■ Task directions: Each line in the entries below that holds the string "this" is to be listed.
#####
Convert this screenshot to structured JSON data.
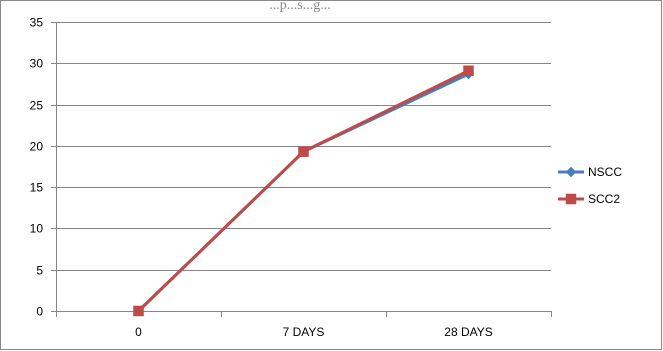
{
  "chart_data": {
    "type": "line",
    "title": "...p...s...g...",
    "categories": [
      "0",
      "7 DAYS",
      "28 DAYS"
    ],
    "series": [
      {
        "name": "NSCC",
        "values": [
          0,
          19.3,
          28.7
        ],
        "color": "#4a7ebb",
        "marker": "diamond"
      },
      {
        "name": "SCC2",
        "values": [
          0,
          19.3,
          29.1
        ],
        "color": "#be4b48",
        "marker": "square"
      }
    ],
    "ylim": [
      0,
      35
    ],
    "yticks": [
      0,
      5,
      10,
      15,
      20,
      25,
      30,
      35
    ],
    "grid": true,
    "legend": "right"
  }
}
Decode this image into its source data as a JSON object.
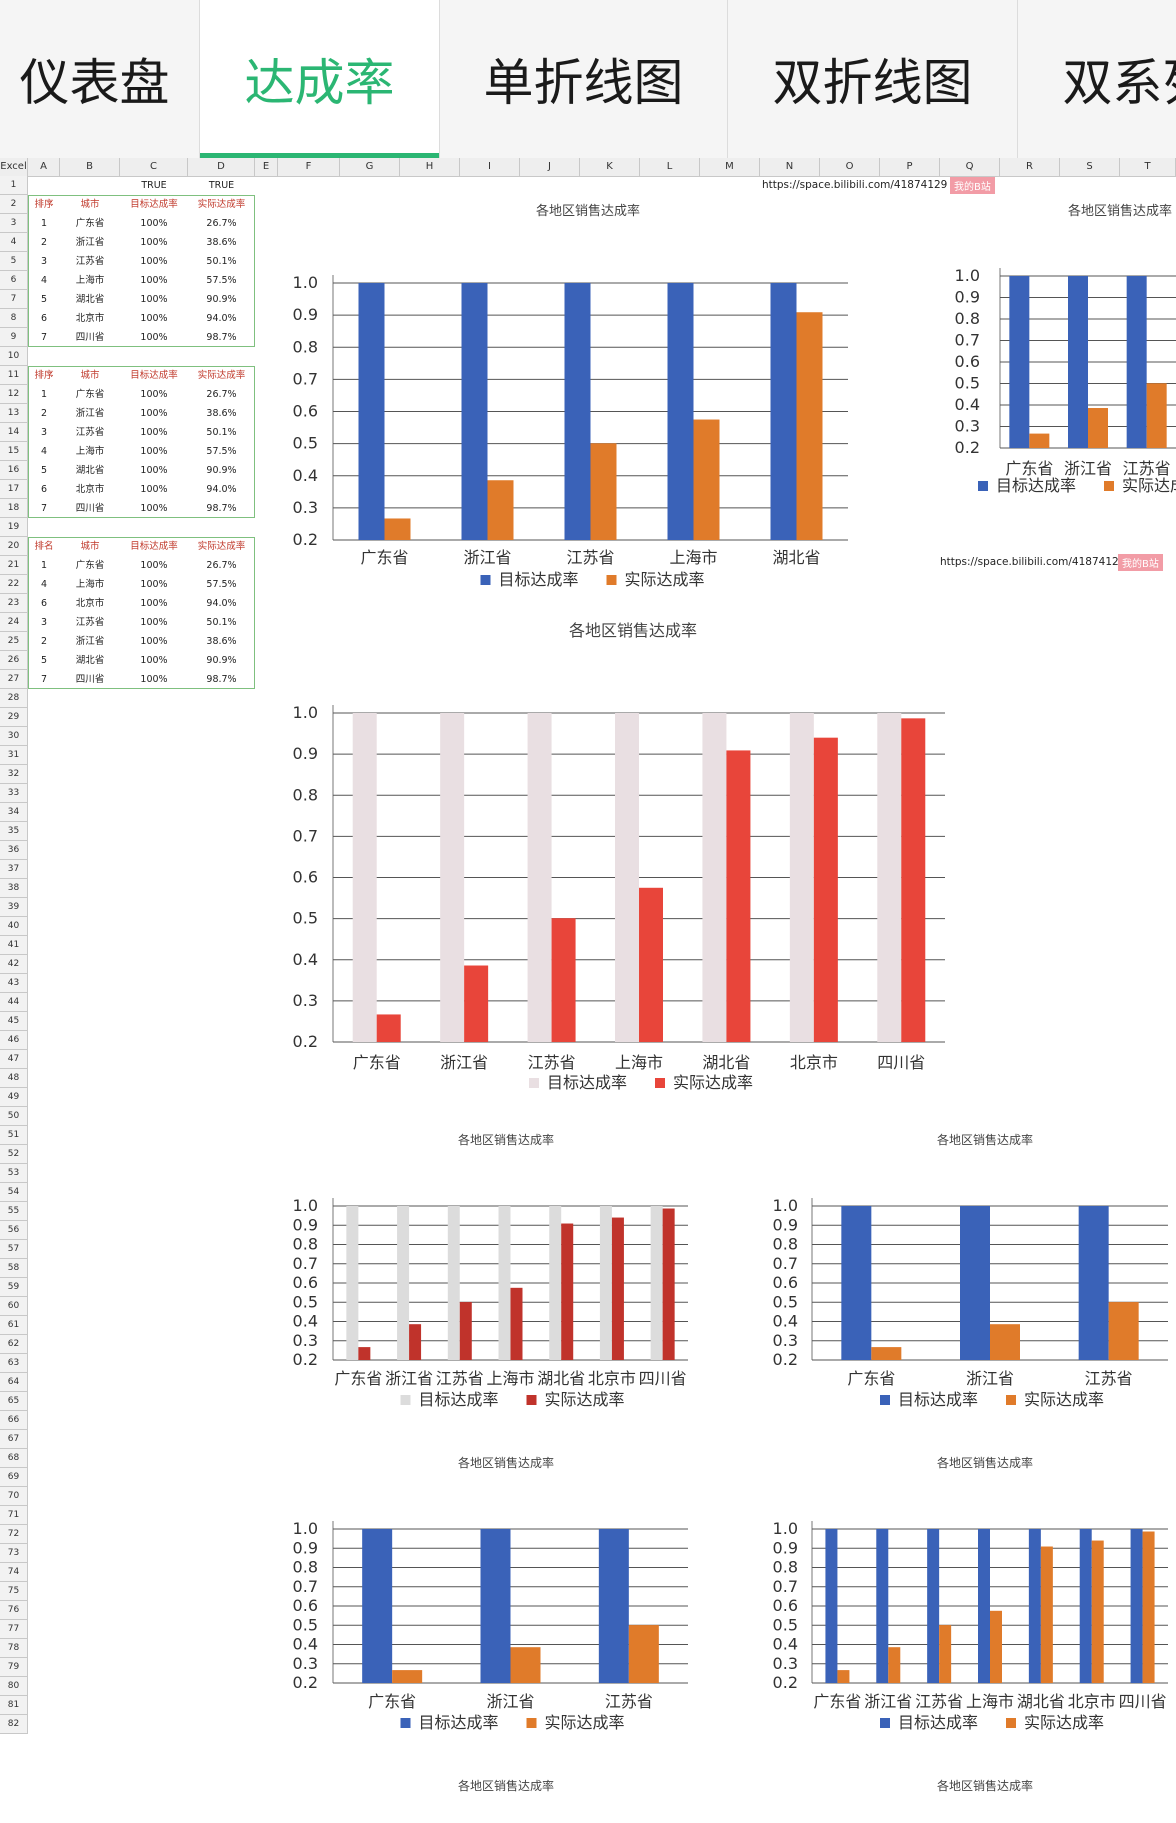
{
  "tabs": [
    {
      "label": "仪表盘",
      "active": false
    },
    {
      "label": "达成率",
      "active": true
    },
    {
      "label": "单折线图",
      "active": false
    },
    {
      "label": "双折线图",
      "active": false
    },
    {
      "label": "双系列",
      "active": false
    }
  ],
  "sheet": {
    "corner": "Excel",
    "columns": [
      "A",
      "B",
      "C",
      "D",
      "E",
      "F",
      "G",
      "H",
      "I",
      "J",
      "K",
      "L",
      "M",
      "N",
      "O",
      "P",
      "Q",
      "R",
      "S",
      "T"
    ],
    "row_count": 82,
    "true_labels": [
      "TRUE",
      "TRUE"
    ],
    "url_text": "https://space.bilibili.com/41874129",
    "pink_button": "我的B站",
    "tables": [
      {
        "headers": [
          "排序",
          "城市",
          "目标达成率",
          "实际达成率"
        ],
        "rows": [
          [
            "1",
            "广东省",
            "100%",
            "26.7%"
          ],
          [
            "2",
            "浙江省",
            "100%",
            "38.6%"
          ],
          [
            "3",
            "江苏省",
            "100%",
            "50.1%"
          ],
          [
            "4",
            "上海市",
            "100%",
            "57.5%"
          ],
          [
            "5",
            "湖北省",
            "100%",
            "90.9%"
          ],
          [
            "6",
            "北京市",
            "100%",
            "94.0%"
          ],
          [
            "7",
            "四川省",
            "100%",
            "98.7%"
          ]
        ]
      },
      {
        "headers": [
          "排序",
          "城市",
          "目标达成率",
          "实际达成率"
        ],
        "rows": [
          [
            "1",
            "广东省",
            "100%",
            "26.7%"
          ],
          [
            "2",
            "浙江省",
            "100%",
            "38.6%"
          ],
          [
            "3",
            "江苏省",
            "100%",
            "50.1%"
          ],
          [
            "4",
            "上海市",
            "100%",
            "57.5%"
          ],
          [
            "5",
            "湖北省",
            "100%",
            "90.9%"
          ],
          [
            "6",
            "北京市",
            "100%",
            "94.0%"
          ],
          [
            "7",
            "四川省",
            "100%",
            "98.7%"
          ]
        ]
      },
      {
        "headers": [
          "排名",
          "城市",
          "目标达成率",
          "实际达成率"
        ],
        "rows": [
          [
            "1",
            "广东省",
            "100%",
            "26.7%"
          ],
          [
            "4",
            "上海市",
            "100%",
            "57.5%"
          ],
          [
            "6",
            "北京市",
            "100%",
            "94.0%"
          ],
          [
            "3",
            "江苏省",
            "100%",
            "50.1%"
          ],
          [
            "2",
            "浙江省",
            "100%",
            "38.6%"
          ],
          [
            "5",
            "湖北省",
            "100%",
            "90.9%"
          ],
          [
            "7",
            "四川省",
            "100%",
            "98.7%"
          ]
        ]
      }
    ]
  },
  "chart_data": [
    {
      "type": "bar",
      "title": "各地区销售达成率",
      "categories": [
        "广东省",
        "浙江省",
        "江苏省",
        "上海市",
        "湖北省"
      ],
      "series": [
        {
          "name": "目标达成率",
          "values": [
            1,
            1,
            1,
            1,
            1
          ],
          "color": "#3a62b8"
        },
        {
          "name": "实际达成率",
          "values": [
            0.267,
            0.386,
            0.501,
            0.575,
            0.909
          ],
          "color": "#e07b2a"
        }
      ],
      "ylim": [
        0.2,
        1.0
      ],
      "yticks": [
        "0.2",
        "0.3",
        "0.4",
        "0.5",
        "0.6",
        "0.7",
        "0.8",
        "0.9",
        "1.0"
      ],
      "grid": true,
      "legend": "bottom"
    },
    {
      "type": "bar",
      "title": "各地区销售达成率",
      "categories": [
        "广东省",
        "浙江省",
        "江苏省"
      ],
      "series": [
        {
          "name": "目标达成率",
          "values": [
            1,
            1,
            1
          ],
          "color": "#3a62b8"
        },
        {
          "name": "实际达成率",
          "values": [
            0.267,
            0.386,
            0.501
          ],
          "color": "#e07b2a"
        }
      ],
      "ylim": [
        0.2,
        1.0
      ],
      "yticks": [
        "0.2",
        "0.3",
        "0.4",
        "0.5",
        "0.6",
        "0.7",
        "0.8",
        "0.9",
        "1.0"
      ],
      "grid": true,
      "legend": "bottom"
    },
    {
      "type": "bar",
      "title": "各地区销售达成率",
      "categories": [
        "广东省",
        "浙江省",
        "江苏省",
        "上海市",
        "湖北省",
        "北京市",
        "四川省"
      ],
      "series": [
        {
          "name": "目标达成率",
          "values": [
            1,
            1,
            1,
            1,
            1,
            1,
            1
          ],
          "color": "#e9dfe2"
        },
        {
          "name": "实际达成率",
          "values": [
            0.267,
            0.386,
            0.501,
            0.575,
            0.909,
            0.94,
            0.987
          ],
          "color": "#e8453a"
        }
      ],
      "ylim": [
        0.2,
        1.0
      ],
      "yticks": [
        "0.2",
        "0.3",
        "0.4",
        "0.5",
        "0.6",
        "0.7",
        "0.8",
        "0.9",
        "1.0"
      ],
      "grid": true,
      "legend": "bottom"
    },
    {
      "type": "bar",
      "title": "各地区销售达成率",
      "categories": [
        "广东省",
        "浙江省",
        "江苏省",
        "上海市",
        "湖北省",
        "北京市",
        "四川省"
      ],
      "series": [
        {
          "name": "目标达成率",
          "values": [
            1,
            1,
            1,
            1,
            1,
            1,
            1
          ],
          "color": "#dcdcdc"
        },
        {
          "name": "实际达成率",
          "values": [
            0.267,
            0.386,
            0.501,
            0.575,
            0.909,
            0.94,
            0.987
          ],
          "color": "#c0332b"
        }
      ],
      "ylim": [
        0.2,
        1.0
      ],
      "yticks": [
        "0.2",
        "0.3",
        "0.4",
        "0.5",
        "0.6",
        "0.7",
        "0.8",
        "0.9",
        "1.0"
      ],
      "grid": true,
      "legend": "bottom"
    },
    {
      "type": "bar",
      "title": "各地区销售达成率",
      "categories": [
        "广东省",
        "浙江省",
        "江苏省"
      ],
      "series": [
        {
          "name": "目标达成率",
          "values": [
            1,
            1,
            1
          ],
          "color": "#3a62b8"
        },
        {
          "name": "实际达成率",
          "values": [
            0.267,
            0.386,
            0.501
          ],
          "color": "#e07b2a"
        }
      ],
      "ylim": [
        0.2,
        1.0
      ],
      "yticks": [
        "0.2",
        "0.3",
        "0.4",
        "0.5",
        "0.6",
        "0.7",
        "0.8",
        "0.9",
        "1.0"
      ],
      "grid": true,
      "legend": "bottom"
    },
    {
      "type": "bar",
      "title": "各地区销售达成率",
      "categories": [
        "广东省",
        "浙江省",
        "江苏省"
      ],
      "series": [
        {
          "name": "目标达成率",
          "values": [
            1,
            1,
            1
          ],
          "color": "#3a62b8"
        },
        {
          "name": "实际达成率",
          "values": [
            0.267,
            0.386,
            0.501
          ],
          "color": "#e07b2a"
        }
      ],
      "ylim": [
        0.2,
        1.0
      ],
      "yticks": [
        "0.2",
        "0.3",
        "0.4",
        "0.5",
        "0.6",
        "0.7",
        "0.8",
        "0.9",
        "1.0"
      ],
      "grid": true,
      "legend": "bottom"
    },
    {
      "type": "bar",
      "title": "各地区销售达成率",
      "categories": [
        "广东省",
        "浙江省",
        "江苏省",
        "上海市",
        "湖北省",
        "北京市",
        "四川省"
      ],
      "series": [
        {
          "name": "目标达成率",
          "values": [
            1,
            1,
            1,
            1,
            1,
            1,
            1
          ],
          "color": "#3a62b8"
        },
        {
          "name": "实际达成率",
          "values": [
            0.267,
            0.386,
            0.501,
            0.575,
            0.909,
            0.94,
            0.987
          ],
          "color": "#e07b2a"
        }
      ],
      "ylim": [
        0.2,
        1.0
      ],
      "yticks": [
        "0.2",
        "0.3",
        "0.4",
        "0.5",
        "0.6",
        "0.7",
        "0.8",
        "0.9",
        "1.0"
      ],
      "grid": true,
      "legend": "bottom"
    }
  ],
  "extra_titles": [
    "各地区销售达成率",
    "各地区销售达成率"
  ]
}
#####
■ Task output:
Convert this screenshot to structured JSON data.
Decode this image into its source data as a JSON object.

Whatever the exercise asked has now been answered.